→ **Goal**
Where a line contains the string "центров", copy that line.

[Supplied material start]

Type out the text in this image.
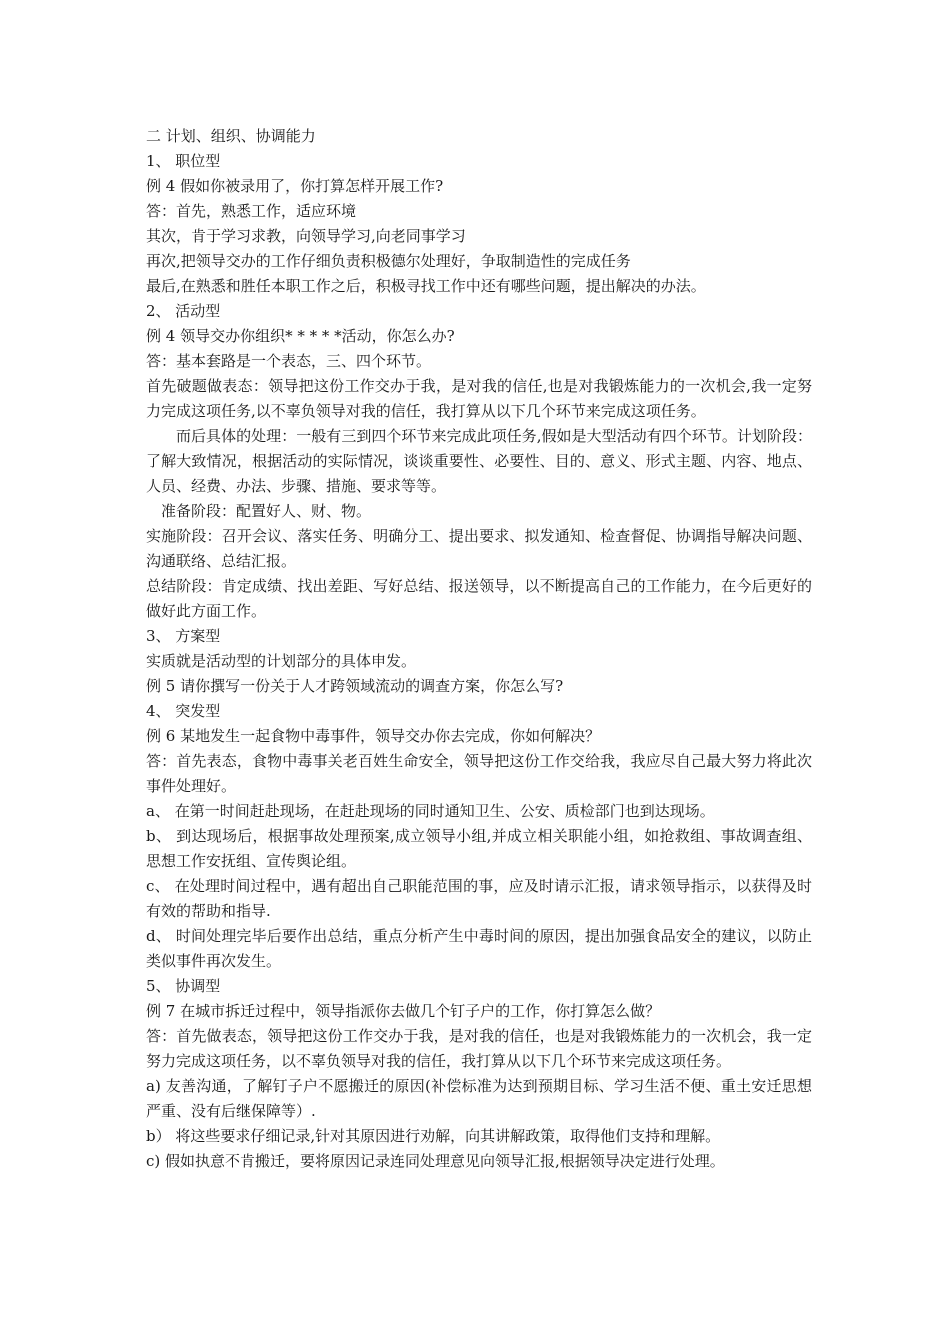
二 计划、组织、协调能力

1、 职位型

例 4 假如你被录用了，你打算怎样开展工作?

答：首先，熟悉工作，适应环境

其次，肯于学习求教，向领导学习,向老同事学习

再次,把领导交办的工作仔细负责积极德尔处理好，争取制造性的完成任务

最后,在熟悉和胜任本职工作之后，积极寻找工作中还有哪些问题，提出解决的办法。

2、 活动型

例 4 领导交办你组织* * * * *活动，你怎么办?

答：基本套路是一个表态，三、四个环节。

首先破题做表态：领导把这份工作交办于我，是对我的信任,也是对我锻炼能力的一次机会,我一定努力完成这项任务,以不辜负领导对我的信任，我打算从以下几个环节来完成这项任务。

而后具体的处理：一般有三到四个环节来完成此项任务,假如是大型活动有四个环节。计划阶段：了解大致情况，根据活动的实际情况，谈谈重要性、必要性、目的、意义、形式主题、内容、地点、人员、经费、办法、步骤、措施、要求等等。

准备阶段：配置好人、财、物。

实施阶段：召开会议、落实任务、明确分工、提出要求、拟发通知、检查督促、协调指导解决问题、沟通联络、总结汇报。

总结阶段：肯定成绩、找出差距、写好总结、报送领导，以不断提高自己的工作能力，在今后更好的做好此方面工作。

3、 方案型

实质就是活动型的计划部分的具体申发。

例 5 请你撰写一份关于人才跨领域流动的调查方案，你怎么写?

4、 突发型

例 6 某地发生一起食物中毒事件，领导交办你去完成，你如何解决？

答：首先表态，食物中毒事关老百姓生命安全，领导把这份工作交给我，我应尽自己最大努力将此次事件处理好。

a、 在第一时间赶赴现场，在赶赴现场的同时通知卫生、公安、质检部门也到达现场。

b、 到达现场后，根据事故处理预案,成立领导小组,并成立相关职能小组，如抢救组、事故调查组、思想工作安抚组、宣传舆论组。

c、 在处理时间过程中，遇有超出自己职能范围的事，应及时请示汇报，请求领导指示，以获得及时有效的帮助和指导.

d、 时间处理完毕后要作出总结，重点分析产生中毒时间的原因，提出加强食品安全的建议，以防止类似事件再次发生。

5、 协调型

例 7 在城市拆迁过程中，领导指派你去做几个钉子户的工作，你打算怎么做？

答：首先做表态，领导把这份工作交办于我，是对我的信任，也是对我锻炼能力的一次机会，我一定努力完成这项任务，以不辜负领导对我的信任，我打算从以下几个环节来完成这项任务。

a) 友善沟通，了解钉子户不愿搬迁的原因(补偿标准为达到预期目标、学习生活不便、重土安迁思想严重、没有后继保障等）.

b） 将这些要求仔细记录,针对其原因进行劝解，向其讲解政策，取得他们支持和理解。

c) 假如执意不肯搬迁，要将原因记录连同处理意见向领导汇报,根据领导决定进行处理。
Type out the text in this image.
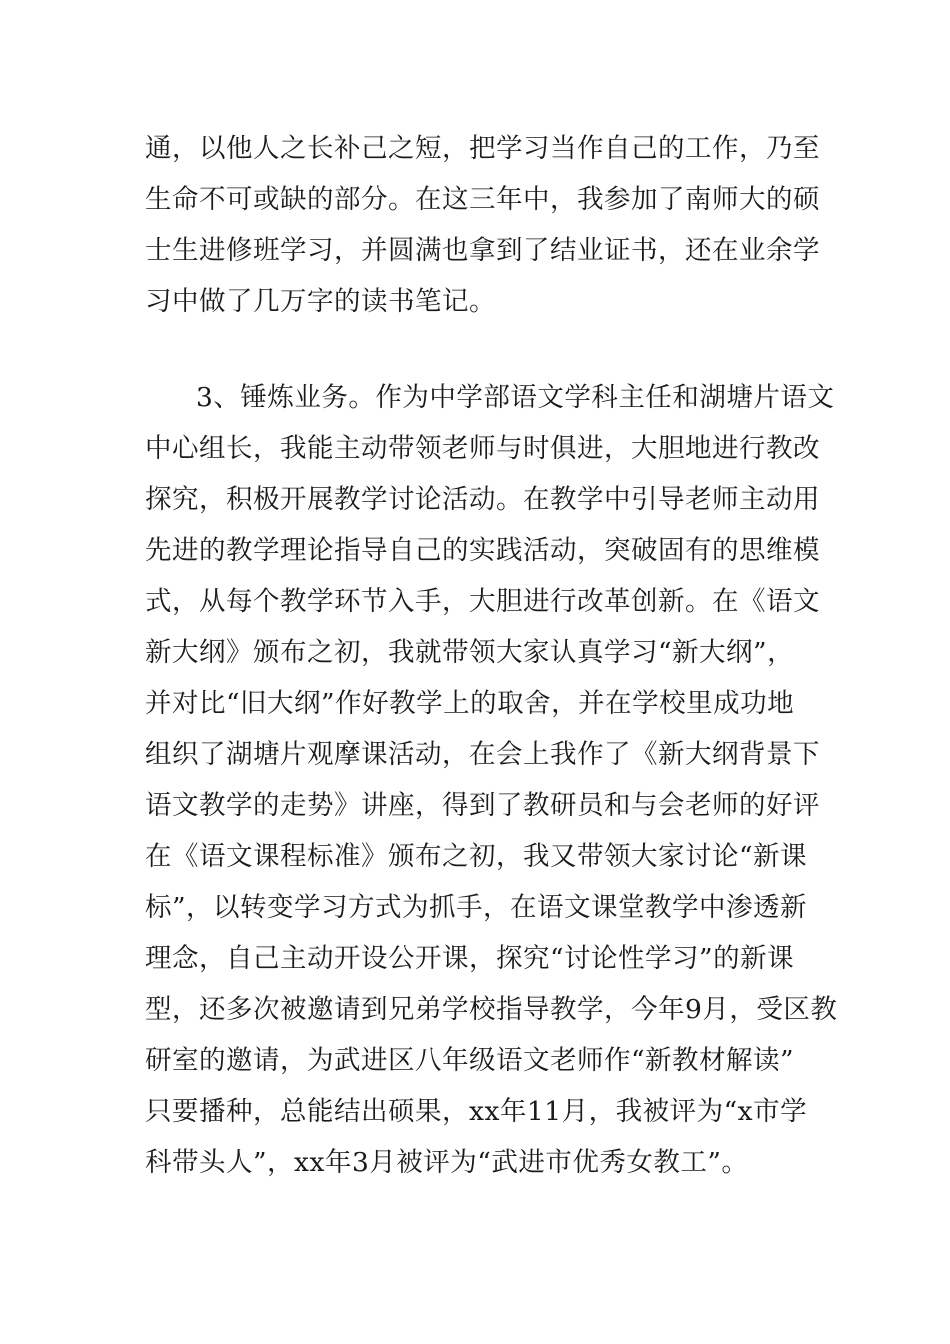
通，以他人之长补己之短，把学习当作自己的工作，乃至
生命不可或缺的部分。在这三年中，我参加了南师大的硕
士生进修班学习，并圆满也拿到了结业证书，还在业余学
习中做了几万字的读书笔记。
3、锤炼业务。作为中学部语文学科主任和湖塘片语文
中心组长，我能主动带领老师与时俱进，大胆地进行教改
探究，积极开展教学讨论活动。在教学中引导老师主动用
先进的教学理论指导自己的实践活动，突破固有的思维模
式，从每个教学环节入手，大胆进行改革创新。在《语文
新大纲》颁布之初，我就带领大家认真学习“新大纲”，
并对比“旧大纲”作好教学上的取舍，并在学校里成功地
组织了湖塘片观摩课活动，在会上我作了《新大纲背景下
语文教学的走势》讲座，得到了教研员和与会老师的好评
在《语文课程标准》颁布之初，我又带领大家讨论“新课
标”，以转变学习方式为抓手，在语文课堂教学中渗透新
理念，自己主动开设公开课，探究“讨论性学习”的新课
型，还多次被邀请到兄弟学校指导教学，今年9月，受区教
研室的邀请，为武进区八年级语文老师作“新教材解读”
只要播种，总能结出硕果，xx年11月，我被评为“x市学
科带头人”，xx年3月被评为“武进市优秀女教工”。
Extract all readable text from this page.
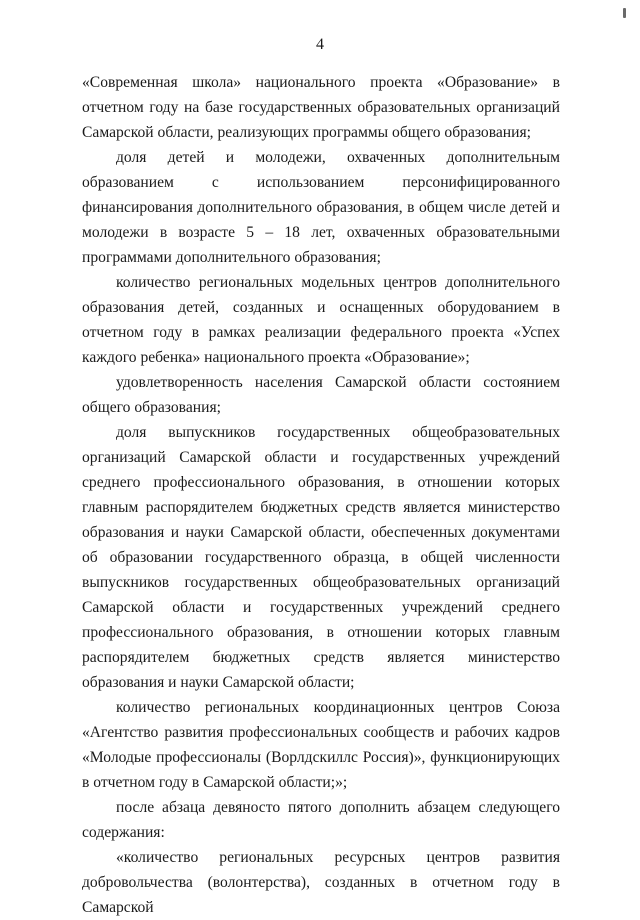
4

«Современная школа» национального проекта «Образование» в отчетном году на базе государственных образовательных организаций Самарской области, реализующих программы общего образования;

доля детей и молодежи, охваченных дополнительным образованием с использованием персонифицированного финансирования дополнительного образования, в общем числе детей и молодежи в возрасте 5 – 18 лет, охваченных образовательными программами дополнительного образования;

количество региональных модельных центров дополнительного образования детей, созданных и оснащенных оборудованием в отчетном году в рамках реализации федерального проекта «Успех каждого ребенка» национального проекта «Образование»;

удовлетворенность населения Самарской области состоянием общего образования;

доля выпускников государственных общеобразовательных организаций Самарской области и государственных учреждений среднего профессионального образования, в отношении которых главным распорядителем бюджетных средств является министерство образования и науки Самарской области, обеспеченных документами об образовании государственного образца, в общей численности выпускников государственных общеобразовательных организаций Самарской области и государственных учреждений среднего профессионального образования, в отношении которых главным распорядителем бюджетных средств является министерство образования и науки Самарской области;

количество региональных координационных центров Союза «Агентство развития профессиональных сообществ и рабочих кадров «Молодые профессионалы (Ворлдскиллс Россия)», функционирующих в отчетном году в Самарской области;»;

после абзаца девяносто пятого дополнить абзацем следующего содержания:

«количество региональных ресурсных центров развития добровольчества (волонтерства), созданных в отчетном году в Самарской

[Supplied material end]

→ **Output of the task**
количество региональных модельных центров дополнительного образования детей, созданных и оснащенных оборудованием в отчетном году в рамках реализации федерального проекта «Успех каждого ребенка» национального проекта «Образование»;
количество региональных координационных центров Союза «Агентство развития профессиональных сообществ и рабочих кадров «Молодые профессионалы (Ворлдскиллс Россия)», функционирующих в отчетном году в Самарской области;»;
«количество региональных ресурсных центров развития добровольчества (волонтерства), созданных в отчетном году в Самарской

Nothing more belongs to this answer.